__What is expected__
Here are records with pictures in them. Copy all of them exactly and leave the pictures out.

Collected data entries
================
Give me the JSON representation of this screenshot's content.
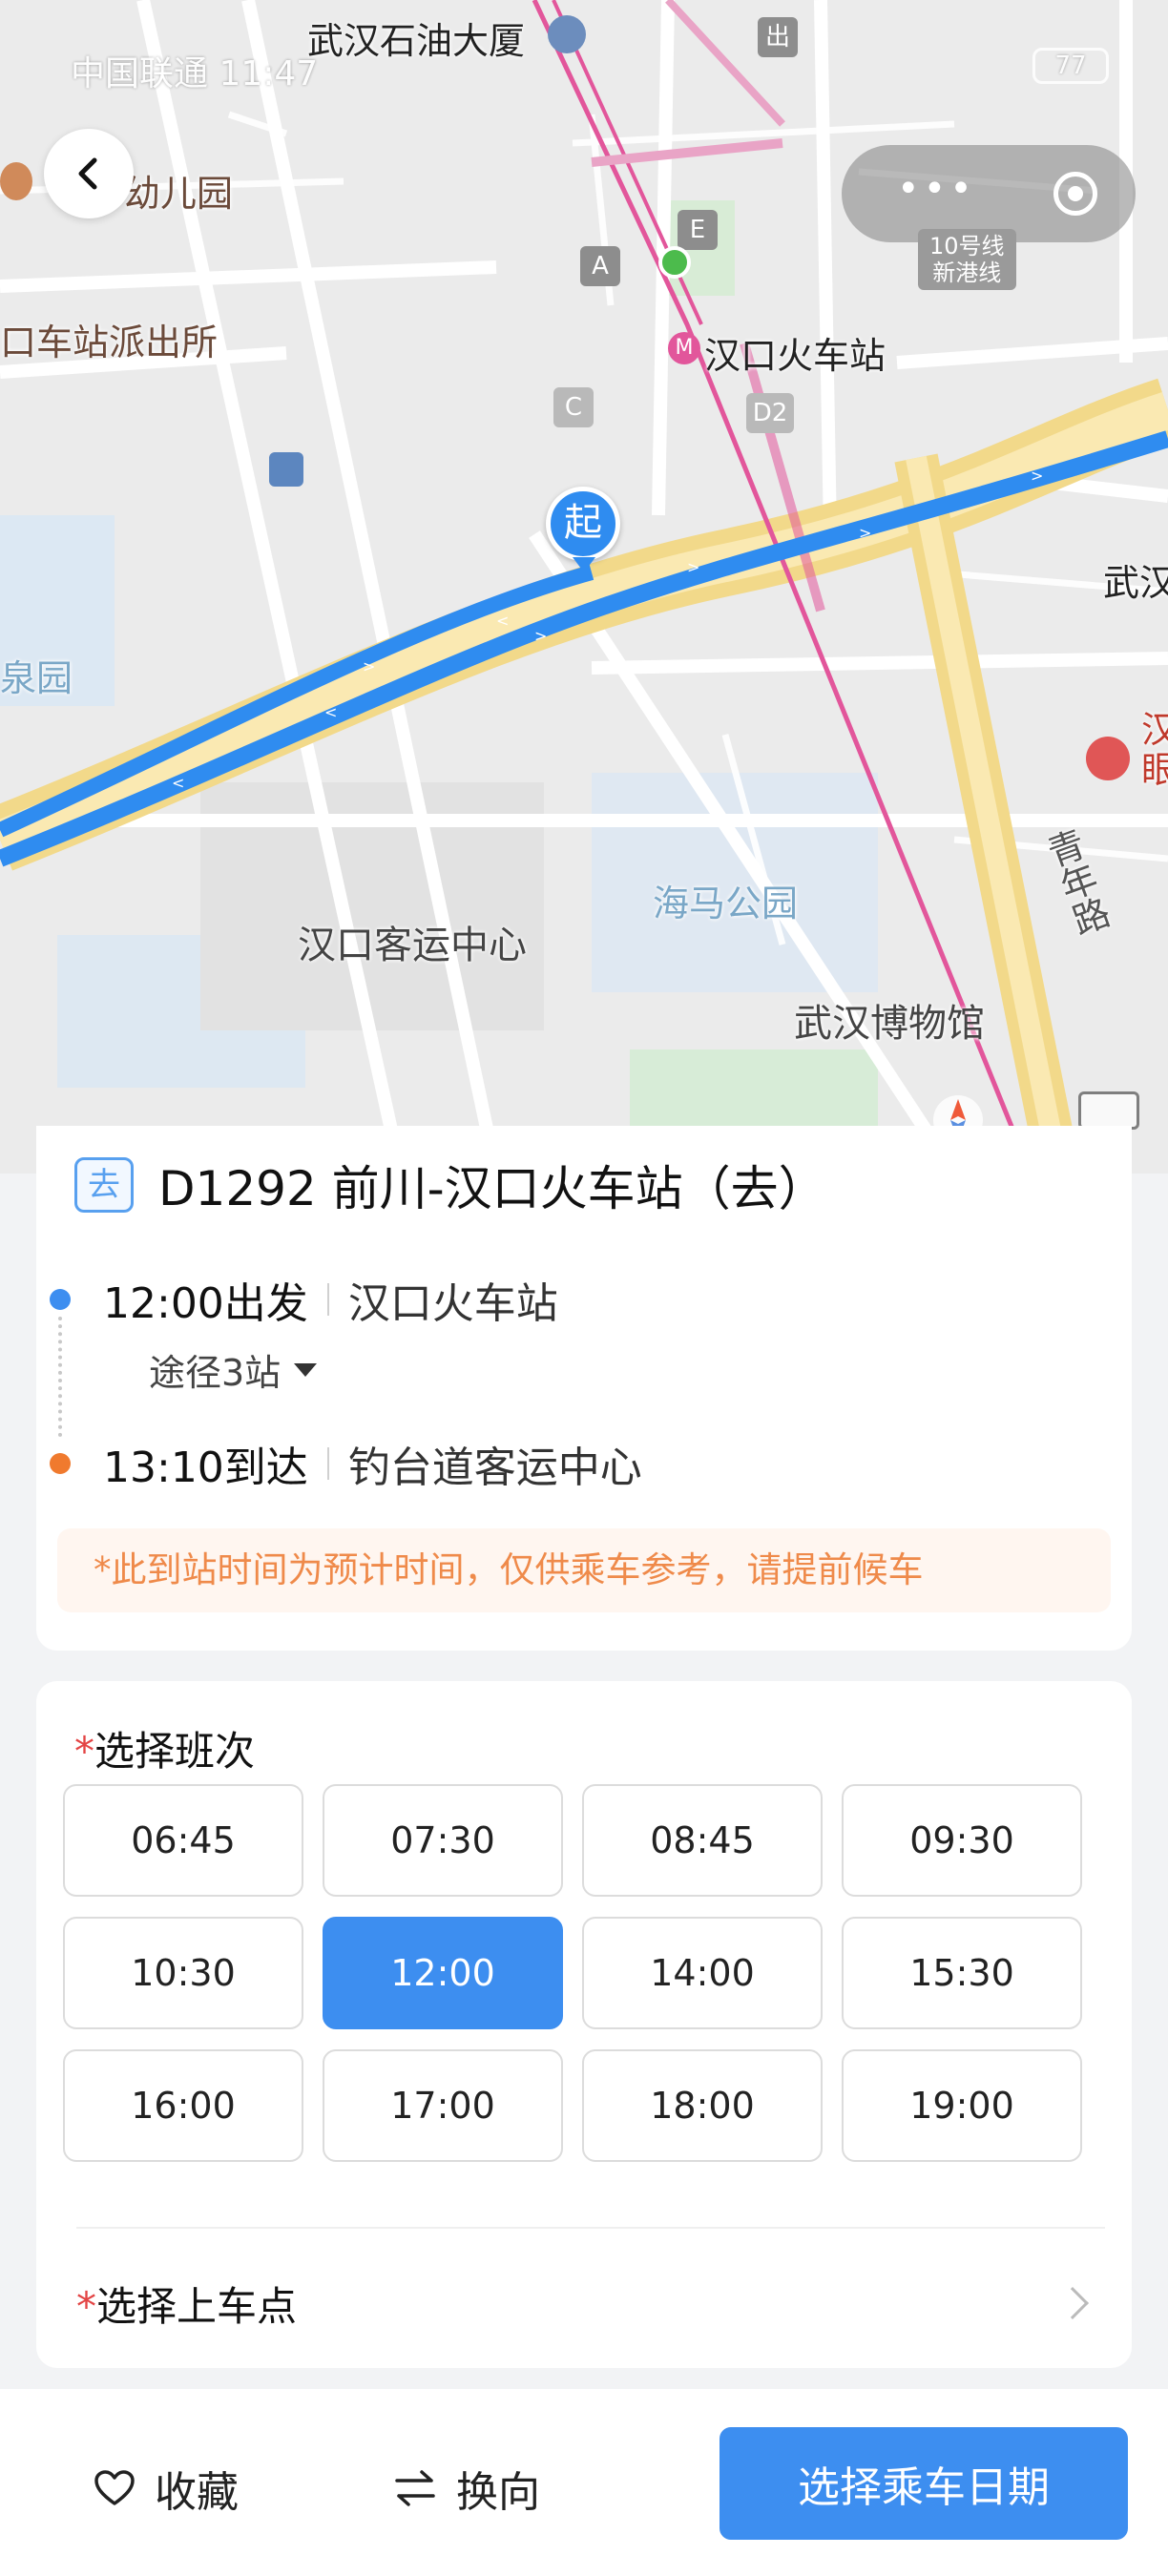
{
  "status_bar": {
    "carrier": "中国联通 11:47",
    "battery": "77"
  },
  "map": {
    "labels": {
      "building": "武汉石油大厦",
      "kindergarten": "幼儿园",
      "police": "口车站派出所",
      "hankou_station": "汉口火车站",
      "park_left": "泉园",
      "hub": "汉口客运中心",
      "haima_park": "海马公园",
      "museum": "武汉博物馆",
      "qingnian_road": "青年路",
      "wuhan_right": "武汉",
      "han_right": "汉\n眼"
    },
    "exits": {
      "a": "A",
      "c": "C",
      "d2": "D2",
      "e": "E",
      "out": "出"
    },
    "line_badge": "10号线\n新港线",
    "start_marker": "起"
  },
  "route": {
    "tag": "去",
    "title": "D1292 前川-汉口火车站（去）",
    "departure": {
      "time": "12:00出发",
      "station": "汉口火车站"
    },
    "via": "途径3站",
    "arrival": {
      "time": "13:10到达",
      "station": "钓台道客运中心"
    },
    "notice": "*此到站时间为预计时间，仅供乘车参考，请提前候车"
  },
  "schedule": {
    "title_mark": "*",
    "title": "选择班次",
    "selected": "12:00",
    "times": [
      "06:45",
      "07:30",
      "08:45",
      "09:30",
      "10:30",
      "12:00",
      "14:00",
      "15:30",
      "16:00",
      "17:00",
      "18:00",
      "19:00"
    ],
    "boarding_mark": "*",
    "boarding_title": "选择上车点"
  },
  "bottom_bar": {
    "favorite": "收藏",
    "switch": "换向",
    "primary": "选择乘车日期"
  },
  "colors": {
    "accent": "#3d8ef0",
    "route_blue": "#2f8cf0",
    "metro_pink": "#e2569b",
    "notice_text": "#ef8a4a",
    "required_red": "#e34444"
  }
}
================
__Expected answer__
Give me the JSON representation of this screenshot's content.
{
  "status_bar": {
    "carrier": "中国联通 11:47",
    "battery": "77"
  },
  "map": {
    "labels": {
      "building": "武汉石油大厦",
      "kindergarten": "幼儿园",
      "police": "口车站派出所",
      "hankou_station": "汉口火车站",
      "park_left": "泉园",
      "hub": "汉口客运中心",
      "haima_park": "海马公园",
      "museum": "武汉博物馆",
      "qingnian_road": "青年路",
      "wuhan_right": "武汉",
      "han_right": "汉\n眼"
    },
    "exits": {
      "a": "A",
      "c": "C",
      "d2": "D2",
      "e": "E",
      "out": "出"
    },
    "line_badge": "10号线\n新港线",
    "start_marker": "起"
  },
  "route": {
    "tag": "去",
    "title": "D1292 前川-汉口火车站（去）",
    "departure": {
      "time": "12:00出发",
      "station": "汉口火车站"
    },
    "via": "途径3站",
    "arrival": {
      "time": "13:10到达",
      "station": "钓台道客运中心"
    },
    "notice": "*此到站时间为预计时间，仅供乘车参考，请提前候车"
  },
  "schedule": {
    "title_mark": "*",
    "title": "选择班次",
    "selected": "12:00",
    "times": [
      "06:45",
      "07:30",
      "08:45",
      "09:30",
      "10:30",
      "12:00",
      "14:00",
      "15:30",
      "16:00",
      "17:00",
      "18:00",
      "19:00"
    ],
    "boarding_mark": "*",
    "boarding_title": "选择上车点"
  },
  "bottom_bar": {
    "favorite": "收藏",
    "switch": "换向",
    "primary": "选择乘车日期"
  },
  "colors": {
    "accent": "#3d8ef0",
    "route_blue": "#2f8cf0",
    "metro_pink": "#e2569b",
    "notice_text": "#ef8a4a",
    "required_red": "#e34444"
  }
}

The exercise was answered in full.